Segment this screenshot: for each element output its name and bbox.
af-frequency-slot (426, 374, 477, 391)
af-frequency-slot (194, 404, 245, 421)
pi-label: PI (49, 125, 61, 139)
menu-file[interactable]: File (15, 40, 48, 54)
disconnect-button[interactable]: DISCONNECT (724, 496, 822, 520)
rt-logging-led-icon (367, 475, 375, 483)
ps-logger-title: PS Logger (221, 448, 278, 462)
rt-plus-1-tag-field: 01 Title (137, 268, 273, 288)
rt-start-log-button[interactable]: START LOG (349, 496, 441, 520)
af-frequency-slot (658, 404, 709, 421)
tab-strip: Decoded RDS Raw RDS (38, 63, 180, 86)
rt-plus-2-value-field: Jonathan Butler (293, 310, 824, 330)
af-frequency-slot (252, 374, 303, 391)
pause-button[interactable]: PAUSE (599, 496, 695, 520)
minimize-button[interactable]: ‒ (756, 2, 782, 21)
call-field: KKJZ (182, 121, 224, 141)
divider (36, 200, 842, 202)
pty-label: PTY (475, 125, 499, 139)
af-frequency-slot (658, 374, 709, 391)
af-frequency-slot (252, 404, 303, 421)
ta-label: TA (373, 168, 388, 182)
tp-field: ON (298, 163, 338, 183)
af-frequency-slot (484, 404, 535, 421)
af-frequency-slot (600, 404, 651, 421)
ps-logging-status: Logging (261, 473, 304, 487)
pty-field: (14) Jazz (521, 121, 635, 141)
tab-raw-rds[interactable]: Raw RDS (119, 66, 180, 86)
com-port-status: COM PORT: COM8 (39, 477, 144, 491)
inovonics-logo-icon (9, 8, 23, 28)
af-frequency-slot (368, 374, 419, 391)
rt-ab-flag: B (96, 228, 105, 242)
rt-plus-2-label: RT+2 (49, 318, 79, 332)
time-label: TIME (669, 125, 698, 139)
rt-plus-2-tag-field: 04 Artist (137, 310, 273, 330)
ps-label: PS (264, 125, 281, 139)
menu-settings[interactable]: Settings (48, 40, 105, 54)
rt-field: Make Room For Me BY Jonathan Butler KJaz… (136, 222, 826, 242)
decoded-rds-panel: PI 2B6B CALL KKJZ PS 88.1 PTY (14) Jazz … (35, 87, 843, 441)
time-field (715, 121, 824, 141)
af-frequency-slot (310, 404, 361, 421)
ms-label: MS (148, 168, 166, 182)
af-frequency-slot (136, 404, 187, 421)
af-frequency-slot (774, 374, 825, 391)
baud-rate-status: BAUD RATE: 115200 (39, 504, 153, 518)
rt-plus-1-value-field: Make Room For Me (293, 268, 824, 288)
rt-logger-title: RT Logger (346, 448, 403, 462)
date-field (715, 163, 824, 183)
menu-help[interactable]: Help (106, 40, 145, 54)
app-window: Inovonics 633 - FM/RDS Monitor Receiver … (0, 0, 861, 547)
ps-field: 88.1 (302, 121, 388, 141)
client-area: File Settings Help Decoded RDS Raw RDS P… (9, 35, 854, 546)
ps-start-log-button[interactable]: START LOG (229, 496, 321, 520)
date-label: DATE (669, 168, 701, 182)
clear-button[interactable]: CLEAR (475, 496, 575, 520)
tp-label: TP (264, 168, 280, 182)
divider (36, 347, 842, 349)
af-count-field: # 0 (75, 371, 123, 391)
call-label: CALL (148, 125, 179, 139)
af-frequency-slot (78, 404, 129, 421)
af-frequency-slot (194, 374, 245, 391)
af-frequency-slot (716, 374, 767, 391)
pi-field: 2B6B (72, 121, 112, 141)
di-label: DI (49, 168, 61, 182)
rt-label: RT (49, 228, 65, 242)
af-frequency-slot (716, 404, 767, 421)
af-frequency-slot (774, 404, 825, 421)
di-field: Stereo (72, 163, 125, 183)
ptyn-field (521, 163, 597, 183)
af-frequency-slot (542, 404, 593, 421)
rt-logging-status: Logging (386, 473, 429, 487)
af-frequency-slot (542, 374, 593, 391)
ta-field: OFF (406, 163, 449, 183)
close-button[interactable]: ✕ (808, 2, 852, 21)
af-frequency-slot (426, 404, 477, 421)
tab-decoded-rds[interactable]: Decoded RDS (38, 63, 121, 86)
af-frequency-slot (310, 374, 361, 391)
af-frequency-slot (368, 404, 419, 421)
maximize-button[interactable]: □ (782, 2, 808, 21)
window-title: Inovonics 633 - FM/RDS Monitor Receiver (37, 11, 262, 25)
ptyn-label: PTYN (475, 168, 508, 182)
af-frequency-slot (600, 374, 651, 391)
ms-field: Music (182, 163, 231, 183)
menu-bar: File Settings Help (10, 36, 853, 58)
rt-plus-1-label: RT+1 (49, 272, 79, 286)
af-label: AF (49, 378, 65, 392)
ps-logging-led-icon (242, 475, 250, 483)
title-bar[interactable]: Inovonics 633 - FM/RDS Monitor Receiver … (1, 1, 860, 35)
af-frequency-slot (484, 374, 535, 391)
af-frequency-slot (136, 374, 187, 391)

--- EXERCISE PROMPT ---
Please recast every line of the records above as a JSON list of strings, one string per line, leaving out any blank lines.

--- CORRECT RESPONSE ---
[
  "Segment this screenshot: for each element output its name and bbox.",
  "af-frequency-slot (426, 374, 477, 391)",
  "af-frequency-slot (194, 404, 245, 421)",
  "pi-label: PI (49, 125, 61, 139)",
  "menu-file[interactable]: File (15, 40, 48, 54)",
  "disconnect-button[interactable]: DISCONNECT (724, 496, 822, 520)",
  "rt-logging-led-icon (367, 475, 375, 483)",
  "ps-logger-title: PS Logger (221, 448, 278, 462)",
  "rt-plus-1-tag-field: 01 Title (137, 268, 273, 288)",
  "rt-start-log-button[interactable]: START LOG (349, 496, 441, 520)",
  "af-frequency-slot (658, 404, 709, 421)",
  "tab-strip: Decoded RDS Raw RDS (38, 63, 180, 86)",
  "rt-plus-2-value-field: Jonathan Butler (293, 310, 824, 330)",
  "af-frequency-slot (252, 374, 303, 391)",
  "pause-button[interactable]: PAUSE (599, 496, 695, 520)",
  "minimize-button[interactable]: ‒ (756, 2, 782, 21)",
  "call-field: KKJZ (182, 121, 224, 141)",
  "divider (36, 200, 842, 202)",
  "pty-label: PTY (475, 125, 499, 139)",
  "af-frequency-slot (658, 374, 709, 391)",
  "af-frequency-slot (252, 404, 303, 421)",
  "ta-label: TA (373, 168, 388, 182)",
  "tp-field: ON (298, 163, 338, 183)",
  "af-frequency-slot (484, 404, 535, 421)",
  "af-frequency-slot (600, 404, 651, 421)",
  "ps-logging-status: Logging (261, 473, 304, 487)",
  "pty-field: (14) Jazz (521, 121, 635, 141)",
  "tab-raw-rds[interactable]: Raw RDS (119, 66, 180, 86)",
  "com-port-status: COM PORT: COM8 (39, 477, 144, 491)",
  "inovonics-logo-icon (9, 8, 23, 28)",
  "af-frequency-slot (368, 374, 419, 391)",
  "rt-ab-flag: B (96, 228, 105, 242)",
  "rt-plus-2-label: RT+2 (49, 318, 79, 332)",
  "time-label: TIME (669, 125, 698, 139)",
  "rt-plus-2-tag-field: 04 Artist (137, 310, 273, 330)",
  "ps-label: PS (264, 125, 281, 139)",
  "menu-settings[interactable]: Settings (48, 40, 105, 54)",
  "rt-field: Make Room For Me BY Jonathan Butler KJaz… (136, 222, 826, 242)",
  "decoded-rds-panel: PI 2B6B CALL KKJZ PS 88.1 PTY (14) Jazz … (35, 87, 843, 441)",
  "time-field (715, 121, 824, 141)",
  "af-frequency-slot (310, 404, 361, 421)",
  "ms-label: MS (148, 168, 166, 182)",
  "af-frequency-slot (136, 404, 187, 421)",
  "af-frequency-slot (774, 374, 825, 391)",
  "baud-rate-status: BAUD RATE: 115200 (39, 504, 153, 518)",
  "rt-plus-1-value-field: Make Room For Me (293, 268, 824, 288)",
  "rt-logger-title: RT Logger (346, 448, 403, 462)",
  "date-field (715, 163, 824, 183)",
  "menu-help[interactable]: Help (106, 40, 145, 54)",
  "app-window: Inovonics 633 - FM/RDS Monitor Receiver … (0, 0, 861, 547)",
  "ps-field: 88.1 (302, 121, 388, 141)",
  "client-area: File Settings Help Decoded RDS Raw RDS P… (9, 35, 854, 546)",
  "ps-start-log-button[interactable]: START LOG (229, 496, 321, 520)",
  "date-label: DATE (669, 168, 701, 182)",
  "clear-button[interactable]: CLEAR (475, 496, 575, 520)",
  "tp-label: TP (264, 168, 280, 182)",
  "divider (36, 347, 842, 349)",
  "af-count-field: # 0 (75, 371, 123, 391)",
  "call-label: CALL (148, 125, 179, 139)",
  "af-frequency-slot (78, 404, 129, 421)",
  "af-frequency-slot (194, 374, 245, 391)",
  "af-frequency-slot (716, 374, 767, 391)",
  "pi-field: 2B6B (72, 121, 112, 141)",
  "di-label: DI (49, 168, 61, 182)",
  "rt-label: RT (49, 228, 65, 242)",
  "af-frequency-slot (716, 404, 767, 421)",
  "af-frequency-slot (774, 404, 825, 421)",
  "di-field: Stereo (72, 163, 125, 183)",
  "ptyn-field (521, 163, 597, 183)",
  "af-frequency-slot (542, 404, 593, 421)",
  "rt-logging-status: Logging (386, 473, 429, 487)",
  "af-frequency-slot (542, 374, 593, 391)",
  "ta-field: OFF (406, 163, 449, 183)",
  "close-button[interactable]: ✕ (808, 2, 852, 21)",
  "af-frequency-slot (426, 404, 477, 421)",
  "tab-decoded-rds[interactable]: Decoded RDS (38, 63, 121, 86)",
  "af-frequency-slot (310, 374, 361, 391)",
  "af-frequency-slot (368, 404, 419, 421)",
  "maximize-button[interactable]: □ (782, 2, 808, 21)",
  "window-title: Inovonics 633 - FM/RDS Monitor Receiver (37, 11, 262, 25)",
  "ptyn-label: PTYN (475, 168, 508, 182)",
  "af-frequency-slot (600, 374, 651, 391)",
  "ms-field: Music (182, 163, 231, 183)",
  "menu-bar: File Settings Help (10, 36, 853, 58)",
  "rt-plus-1-label: RT+1 (49, 272, 79, 286)",
  "af-label: AF (49, 378, 65, 392)",
  "ps-logging-led-icon (242, 475, 250, 483)",
  "title-bar[interactable]: Inovonics 633 - FM/RDS Monitor Receiver … (1, 1, 860, 35)",
  "af-frequency-slot (484, 374, 535, 391)",
  "af-frequency-slot (136, 374, 187, 391)"
]